Extract every record, keeping each one exactly as it is.

[Stored records]

%%

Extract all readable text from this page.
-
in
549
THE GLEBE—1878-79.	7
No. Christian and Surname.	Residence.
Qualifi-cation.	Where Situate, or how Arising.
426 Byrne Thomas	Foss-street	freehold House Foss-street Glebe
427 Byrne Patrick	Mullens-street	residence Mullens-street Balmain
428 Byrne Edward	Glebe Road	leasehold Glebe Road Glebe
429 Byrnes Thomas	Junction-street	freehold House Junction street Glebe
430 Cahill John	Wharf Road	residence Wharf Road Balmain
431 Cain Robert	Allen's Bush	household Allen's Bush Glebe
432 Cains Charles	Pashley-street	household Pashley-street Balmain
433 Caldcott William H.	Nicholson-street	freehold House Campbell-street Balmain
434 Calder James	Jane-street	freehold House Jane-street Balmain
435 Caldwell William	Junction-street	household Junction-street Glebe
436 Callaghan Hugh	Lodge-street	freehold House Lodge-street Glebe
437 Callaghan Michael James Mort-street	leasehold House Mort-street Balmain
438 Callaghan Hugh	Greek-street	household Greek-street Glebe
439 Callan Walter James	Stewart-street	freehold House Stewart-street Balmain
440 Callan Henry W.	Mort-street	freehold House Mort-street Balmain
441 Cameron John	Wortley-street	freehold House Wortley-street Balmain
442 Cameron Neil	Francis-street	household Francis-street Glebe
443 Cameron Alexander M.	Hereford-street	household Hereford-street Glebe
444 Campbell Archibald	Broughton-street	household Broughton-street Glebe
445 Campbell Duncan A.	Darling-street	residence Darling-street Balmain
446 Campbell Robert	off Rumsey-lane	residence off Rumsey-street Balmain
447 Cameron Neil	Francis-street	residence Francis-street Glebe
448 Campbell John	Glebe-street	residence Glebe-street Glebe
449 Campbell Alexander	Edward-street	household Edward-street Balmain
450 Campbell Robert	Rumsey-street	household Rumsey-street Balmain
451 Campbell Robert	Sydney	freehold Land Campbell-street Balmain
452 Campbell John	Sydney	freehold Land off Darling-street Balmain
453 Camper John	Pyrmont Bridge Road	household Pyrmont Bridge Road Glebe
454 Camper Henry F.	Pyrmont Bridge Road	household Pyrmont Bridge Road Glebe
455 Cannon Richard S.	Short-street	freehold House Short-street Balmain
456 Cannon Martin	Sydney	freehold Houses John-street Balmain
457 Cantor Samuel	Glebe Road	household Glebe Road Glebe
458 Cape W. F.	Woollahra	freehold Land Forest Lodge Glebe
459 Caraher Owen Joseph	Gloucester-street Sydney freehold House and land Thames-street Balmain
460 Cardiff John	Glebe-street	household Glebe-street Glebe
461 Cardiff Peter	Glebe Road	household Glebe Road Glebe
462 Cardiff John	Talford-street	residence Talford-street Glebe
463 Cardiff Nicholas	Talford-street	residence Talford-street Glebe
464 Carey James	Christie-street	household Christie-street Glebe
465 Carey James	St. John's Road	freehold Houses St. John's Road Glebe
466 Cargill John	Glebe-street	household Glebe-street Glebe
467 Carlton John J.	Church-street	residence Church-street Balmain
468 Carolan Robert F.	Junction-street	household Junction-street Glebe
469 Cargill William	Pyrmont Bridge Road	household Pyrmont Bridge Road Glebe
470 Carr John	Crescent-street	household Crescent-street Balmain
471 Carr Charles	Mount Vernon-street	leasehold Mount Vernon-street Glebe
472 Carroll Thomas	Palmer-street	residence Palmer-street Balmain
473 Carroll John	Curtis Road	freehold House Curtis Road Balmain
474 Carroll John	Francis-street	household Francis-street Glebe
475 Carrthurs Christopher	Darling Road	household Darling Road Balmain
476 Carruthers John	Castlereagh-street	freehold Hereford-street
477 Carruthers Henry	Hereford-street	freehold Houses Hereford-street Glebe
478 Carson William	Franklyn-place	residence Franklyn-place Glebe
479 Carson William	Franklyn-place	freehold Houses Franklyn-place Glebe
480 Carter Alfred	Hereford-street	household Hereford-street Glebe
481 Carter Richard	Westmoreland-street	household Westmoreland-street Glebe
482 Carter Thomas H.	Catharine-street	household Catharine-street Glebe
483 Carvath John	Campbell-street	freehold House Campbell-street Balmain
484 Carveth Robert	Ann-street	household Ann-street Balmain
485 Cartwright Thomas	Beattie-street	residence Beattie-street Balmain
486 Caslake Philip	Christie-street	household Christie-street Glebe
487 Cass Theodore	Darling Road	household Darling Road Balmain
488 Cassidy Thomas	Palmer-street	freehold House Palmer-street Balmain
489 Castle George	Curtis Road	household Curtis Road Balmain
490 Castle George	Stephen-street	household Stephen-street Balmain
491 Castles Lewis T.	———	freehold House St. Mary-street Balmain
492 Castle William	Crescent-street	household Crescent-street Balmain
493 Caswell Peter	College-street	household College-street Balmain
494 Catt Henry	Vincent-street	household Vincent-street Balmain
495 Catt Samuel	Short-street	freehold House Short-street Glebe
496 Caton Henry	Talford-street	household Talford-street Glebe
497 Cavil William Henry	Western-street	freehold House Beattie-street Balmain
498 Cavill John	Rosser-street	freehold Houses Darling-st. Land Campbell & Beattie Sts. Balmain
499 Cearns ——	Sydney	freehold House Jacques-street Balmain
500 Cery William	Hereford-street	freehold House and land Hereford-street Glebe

%%

__Solved exercise__.
Extract all readable text from this page.
-
in
549
THE GLEBE—1878-79.	7
No. Christian and Surname.	Residence.
Qualifi-cation.	Where Situate, or how Arising.
426 Byrne Thomas	Foss-street	freehold House Foss-street Glebe
427 Byrne Patrick	Mullens-street	residence Mullens-street Balmain
428 Byrne Edward	Glebe Road	leasehold Glebe Road Glebe
429 Byrnes Thomas	Junction-street	freehold House Junction street Glebe
430 Cahill John	Wharf Road	residence Wharf Road Balmain
431 Cain Robert	Allen's Bush	household Allen's Bush Glebe
432 Cains Charles	Pashley-street	household Pashley-street Balmain
433 Caldcott William H.	Nicholson-street	freehold House Campbell-street Balmain
434 Calder James	Jane-street	freehold House Jane-street Balmain
435 Caldwell William	Junction-street	household Junction-street Glebe
436 Callaghan Hugh	Lodge-street	freehold House Lodge-street Glebe
437 Callaghan Michael James Mort-street	leasehold House Mort-street Balmain
438 Callaghan Hugh	Greek-street	household Greek-street Glebe
439 Callan Walter James	Stewart-street	freehold House Stewart-street Balmain
440 Callan Henry W.	Mort-street	freehold House Mort-street Balmain
441 Cameron John	Wortley-street	freehold House Wortley-street Balmain
442 Cameron Neil	Francis-street	household Francis-street Glebe
443 Cameron Alexander M.	Hereford-street	household Hereford-street Glebe
444 Campbell Archibald	Broughton-street	household Broughton-street Glebe
445 Campbell Duncan A.	Darling-street	residence Darling-street Balmain
446 Campbell Robert	off Rumsey-lane	residence off Rumsey-street Balmain
447 Cameron Neil	Francis-street	residence Francis-street Glebe
448 Campbell John	Glebe-street	residence Glebe-street Glebe
449 Campbell Alexander	Edward-street	household Edward-street Balmain
450 Campbell Robert	Rumsey-street	household Rumsey-street Balmain
451 Campbell Robert	Sydney	freehold Land Campbell-street Balmain
452 Campbell John	Sydney	freehold Land off Darling-street Balmain
453 Camper John	Pyrmont Bridge Road	household Pyrmont Bridge Road Glebe
454 Camper Henry F.	Pyrmont Bridge Road	household Pyrmont Bridge Road Glebe
455 Cannon Richard S.	Short-street	freehold House Short-street Balmain
456 Cannon Martin	Sydney	freehold Houses John-street Balmain
457 Cantor Samuel	Glebe Road	household Glebe Road Glebe
458 Cape W. F.	Woollahra	freehold Land Forest Lodge Glebe
459 Caraher Owen Joseph	Gloucester-street Sydney freehold House and land Thames-street Balmain
460 Cardiff John	Glebe-street	household Glebe-street Glebe
461 Cardiff Peter	Glebe Road	household Glebe Road Glebe
462 Cardiff John	Talford-street	residence Talford-street Glebe
463 Cardiff Nicholas	Talford-street	residence Talford-street Glebe
464 Carey James	Christie-street	household Christie-street Glebe
465 Carey James	St. John's Road	freehold Houses St. John's Road Glebe
466 Cargill John	Glebe-street	household Glebe-street Glebe
467 Carlton John J.	Church-street	residence Church-street Balmain
468 Carolan Robert F.	Junction-street	household Junction-street Glebe
469 Cargill William	Pyrmont Bridge Road	household Pyrmont Bridge Road Glebe
470 Carr John	Crescent-street	household Crescent-street Balmain
471 Carr Charles	Mount Vernon-street	leasehold Mount Vernon-street Glebe
472 Carroll Thomas	Palmer-street	residence Palmer-street Balmain
473 Carroll John	Curtis Road	freehold House Curtis Road Balmain
474 Carroll John	Francis-street	household Francis-street Glebe
475 Carrthurs Christopher	Darling Road	household Darling Road Balmain
476 Carruthers John	Castlereagh-street	freehold Hereford-street
477 Carruthers Henry	Hereford-street	freehold Houses Hereford-street Glebe
478 Carson William	Franklyn-place	residence Franklyn-place Glebe
479 Carson William	Franklyn-place	freehold Houses Franklyn-place Glebe
480 Carter Alfred	Hereford-street	household Hereford-street Glebe
481 Carter Richard	Westmoreland-street	household Westmoreland-street Glebe
482 Carter Thomas H.	Catharine-street	household Catharine-street Glebe
483 Carvath John	Campbell-street	freehold House Campbell-street Balmain
484 Carveth Robert	Ann-street	household Ann-street Balmain
485 Cartwright Thomas	Beattie-street	residence Beattie-street Balmain
486 Caslake Philip	Christie-street	household Christie-street Glebe
487 Cass Theodore	Darling Road	household Darling Road Balmain
488 Cassidy Thomas	Palmer-street	freehold House Palmer-street Balmain
489 Castle George	Curtis Road	household Curtis Road Balmain
490 Castle George	Stephen-street	household Stephen-street Balmain
491 Castles Lewis T.	———	freehold House St. Mary-street Balmain
492 Castle William	Crescent-street	household Crescent-street Balmain
493 Caswell Peter	College-street	household College-street Balmain
494 Catt Henry	Vincent-street	household Vincent-street Balmain
495 Catt Samuel	Short-street	freehold House Short-street Glebe
496 Caton Henry	Talford-street	household Talford-street Glebe
497 Cavil William Henry	Western-street	freehold House Beattie-street Balmain
498 Cavill John	Rosser-street	freehold Houses Darling-st. Land Campbell & Beattie Sts. Balmain
499 Cearns ——	Sydney	freehold House Jacques-street Balmain
500 Cery William	Hereford-street	freehold House and land Hereford-street Glebe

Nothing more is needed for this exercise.